* [TO DO]
- 1) Please reproduce, word for word, the part of the passage on the RunA annotation tool that opens with the words containing "The tool allows" and closes with "in the datastore.".
- 2) According to the passage on the RunA annotation tool, in which formats is machine-readable information about all entities published?
- 3) Name every core type of annotation that the passage on the RunA annotation tool says the tool supports.

* [EXTRACT TO READ]
--- start ---

The RunA annotation tool includes support for three core types of annotations - simple annotations that may link to named entities, structural annotations that mark up portions of the document that have a special meaning within the context of the document (e.g. – direct citation of another published material) and composite annotations for more complex use cases (e.g., for representing an event described in a document with mentions of place, time and participants, all marked and identified in their own annotations).
The tool allows users to import text documents, create manual annotations and entity pages. The tool also includes a semi-automated named entity recognition technique where entity mentions in unstructured content are identified and linked to the existing entity pages in the annotation tool.
The process of semantic annotation of cultural heritage documents using special NLL`s tool includes all classical stages of annotation: text analysis to identify concepts such as people, things, places, events, etc.; concept extraction, classification of identified entities; manual relationship extraction between known and newly recognized entities; linking entities to internal and external controlled vocabularies; storing entity information with links in the datastore.
Information about the entities referenced from annotations is maintained in a dedicated entity datastore that supports links between entities and can point to additional information about these entities (e.g., to Linked Open Data resources such as VIAF, Wikipedia, etc.). The datastore provides for storing, sharing, and reusing data, extracted from individual annotations and those added by researchers. This allows experts to build a knowledge base about the entities referenced from annotations while annotating documents. This entity information could evolve as the annotation task progresses. It is possible to enhance the completeness of data on entities later. For example, they may create an entry for an entity that needs further research (with comments about what is known about the entity and what is not) which can be extended with additional information (for example, identifiers for the entity in other authoritative data sources) when it becomes available.
Machine-readable information about all entities is published according to Linked Data principles (in Turtle RDF and RDF/XML format).

--- end ---

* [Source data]

--- start ---

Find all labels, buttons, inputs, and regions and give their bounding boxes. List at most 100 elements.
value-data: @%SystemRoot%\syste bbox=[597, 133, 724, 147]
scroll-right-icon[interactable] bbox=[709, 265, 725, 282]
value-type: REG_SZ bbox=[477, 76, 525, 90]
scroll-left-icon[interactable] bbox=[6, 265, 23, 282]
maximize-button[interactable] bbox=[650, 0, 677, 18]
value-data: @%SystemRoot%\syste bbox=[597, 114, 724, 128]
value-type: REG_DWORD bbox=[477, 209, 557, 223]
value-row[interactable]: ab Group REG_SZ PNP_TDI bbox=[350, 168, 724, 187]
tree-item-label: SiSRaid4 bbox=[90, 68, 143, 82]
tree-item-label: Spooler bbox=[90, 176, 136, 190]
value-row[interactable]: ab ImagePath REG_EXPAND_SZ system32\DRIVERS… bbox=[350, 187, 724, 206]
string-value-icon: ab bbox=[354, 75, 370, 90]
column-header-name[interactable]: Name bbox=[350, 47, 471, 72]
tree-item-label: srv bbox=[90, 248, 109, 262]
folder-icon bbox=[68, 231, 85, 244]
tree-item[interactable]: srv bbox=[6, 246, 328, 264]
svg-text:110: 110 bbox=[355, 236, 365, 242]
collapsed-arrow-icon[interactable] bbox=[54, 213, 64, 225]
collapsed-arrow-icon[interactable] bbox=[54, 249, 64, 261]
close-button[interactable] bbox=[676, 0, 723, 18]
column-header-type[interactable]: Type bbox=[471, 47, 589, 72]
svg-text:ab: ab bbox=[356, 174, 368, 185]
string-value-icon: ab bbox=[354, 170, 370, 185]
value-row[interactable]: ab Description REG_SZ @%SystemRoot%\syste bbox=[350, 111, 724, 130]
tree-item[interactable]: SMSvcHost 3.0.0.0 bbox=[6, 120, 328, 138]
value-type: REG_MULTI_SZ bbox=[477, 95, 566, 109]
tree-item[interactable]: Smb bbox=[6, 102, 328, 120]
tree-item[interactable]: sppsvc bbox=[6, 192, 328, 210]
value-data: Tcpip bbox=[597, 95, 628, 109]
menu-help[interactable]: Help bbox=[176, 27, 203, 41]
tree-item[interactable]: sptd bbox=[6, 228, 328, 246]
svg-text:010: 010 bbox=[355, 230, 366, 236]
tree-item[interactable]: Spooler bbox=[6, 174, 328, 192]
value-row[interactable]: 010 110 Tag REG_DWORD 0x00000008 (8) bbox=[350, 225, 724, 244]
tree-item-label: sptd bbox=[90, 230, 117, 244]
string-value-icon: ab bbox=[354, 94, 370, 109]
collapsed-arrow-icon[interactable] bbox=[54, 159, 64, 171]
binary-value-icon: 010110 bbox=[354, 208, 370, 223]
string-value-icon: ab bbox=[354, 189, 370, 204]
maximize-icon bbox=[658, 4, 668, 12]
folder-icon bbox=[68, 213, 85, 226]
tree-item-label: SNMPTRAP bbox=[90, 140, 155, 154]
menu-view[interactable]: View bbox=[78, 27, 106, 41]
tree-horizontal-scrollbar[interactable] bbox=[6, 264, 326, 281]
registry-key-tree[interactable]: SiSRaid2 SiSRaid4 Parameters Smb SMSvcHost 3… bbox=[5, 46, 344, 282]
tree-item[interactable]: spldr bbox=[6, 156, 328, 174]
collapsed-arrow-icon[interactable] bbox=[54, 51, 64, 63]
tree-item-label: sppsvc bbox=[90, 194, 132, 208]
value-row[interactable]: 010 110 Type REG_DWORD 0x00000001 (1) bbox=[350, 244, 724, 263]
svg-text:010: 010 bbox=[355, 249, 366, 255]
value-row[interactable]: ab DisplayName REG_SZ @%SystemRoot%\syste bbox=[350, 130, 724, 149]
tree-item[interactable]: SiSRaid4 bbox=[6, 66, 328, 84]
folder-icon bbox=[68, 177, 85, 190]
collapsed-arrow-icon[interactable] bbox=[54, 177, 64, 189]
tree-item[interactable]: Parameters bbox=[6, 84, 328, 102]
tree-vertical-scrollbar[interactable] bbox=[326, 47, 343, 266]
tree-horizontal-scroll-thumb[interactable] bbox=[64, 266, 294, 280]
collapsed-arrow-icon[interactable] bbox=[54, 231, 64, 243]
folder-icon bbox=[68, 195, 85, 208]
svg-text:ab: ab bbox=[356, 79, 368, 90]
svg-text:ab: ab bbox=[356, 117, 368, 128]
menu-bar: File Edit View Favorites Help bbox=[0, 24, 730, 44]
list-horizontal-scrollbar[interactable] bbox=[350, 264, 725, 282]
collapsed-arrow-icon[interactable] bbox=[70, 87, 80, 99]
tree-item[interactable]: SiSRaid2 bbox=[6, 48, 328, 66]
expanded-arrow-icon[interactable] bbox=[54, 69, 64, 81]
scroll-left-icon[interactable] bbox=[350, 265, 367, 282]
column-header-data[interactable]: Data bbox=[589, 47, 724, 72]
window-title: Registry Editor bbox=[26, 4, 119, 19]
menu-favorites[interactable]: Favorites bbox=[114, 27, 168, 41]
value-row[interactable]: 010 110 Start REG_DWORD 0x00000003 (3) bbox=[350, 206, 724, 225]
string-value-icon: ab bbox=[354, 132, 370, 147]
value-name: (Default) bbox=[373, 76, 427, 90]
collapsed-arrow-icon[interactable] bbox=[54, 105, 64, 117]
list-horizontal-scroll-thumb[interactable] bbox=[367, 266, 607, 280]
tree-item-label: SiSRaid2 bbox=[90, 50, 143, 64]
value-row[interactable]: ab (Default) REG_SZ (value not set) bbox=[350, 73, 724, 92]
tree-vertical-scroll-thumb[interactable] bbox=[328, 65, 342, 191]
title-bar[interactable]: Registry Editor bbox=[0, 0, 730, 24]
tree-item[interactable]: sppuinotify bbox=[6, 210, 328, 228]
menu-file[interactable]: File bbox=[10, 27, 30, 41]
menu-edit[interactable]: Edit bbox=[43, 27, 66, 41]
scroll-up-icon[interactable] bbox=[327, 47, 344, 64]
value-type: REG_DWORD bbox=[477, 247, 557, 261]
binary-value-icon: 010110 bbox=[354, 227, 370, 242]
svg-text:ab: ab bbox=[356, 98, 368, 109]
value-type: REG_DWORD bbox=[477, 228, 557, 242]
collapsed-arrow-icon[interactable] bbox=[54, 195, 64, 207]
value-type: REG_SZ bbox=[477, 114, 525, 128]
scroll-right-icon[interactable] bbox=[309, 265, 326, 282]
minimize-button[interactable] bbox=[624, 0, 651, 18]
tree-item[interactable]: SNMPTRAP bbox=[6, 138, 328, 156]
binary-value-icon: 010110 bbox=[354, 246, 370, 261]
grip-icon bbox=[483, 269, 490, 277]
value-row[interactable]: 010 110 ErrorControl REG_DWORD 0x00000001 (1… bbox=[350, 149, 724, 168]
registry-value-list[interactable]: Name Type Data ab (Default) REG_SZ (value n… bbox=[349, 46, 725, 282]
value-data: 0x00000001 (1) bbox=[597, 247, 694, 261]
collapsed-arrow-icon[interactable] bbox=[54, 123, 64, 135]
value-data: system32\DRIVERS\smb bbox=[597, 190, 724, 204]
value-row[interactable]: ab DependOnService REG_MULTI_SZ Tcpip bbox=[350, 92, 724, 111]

--- end ---

* [EXPECTED RESPONSES]
- 1)
The tool allows users to import text documents, create manual annotations and entity pages. The tool also includes a semi-automated named entity recognition technique where entity mentions in unstructured content are identified and linked to the existing entity pages in the annotation tool.
The process of semantic annotation of cultural heritage documents using special NLL`s tool includes all classical stages of annotation: text analysis to identify concepts such as people, things, places, events, etc.; concept extraction, classification of identified entities; manual relationship extraction between known and newly recognized entities; linking entities to internal and external controlled vocabularies; storing entity information with links in the datastore.

- 2) Turtle RDF and RDF/XML.

- 3) Simple annotations, structural annotations, composite annotations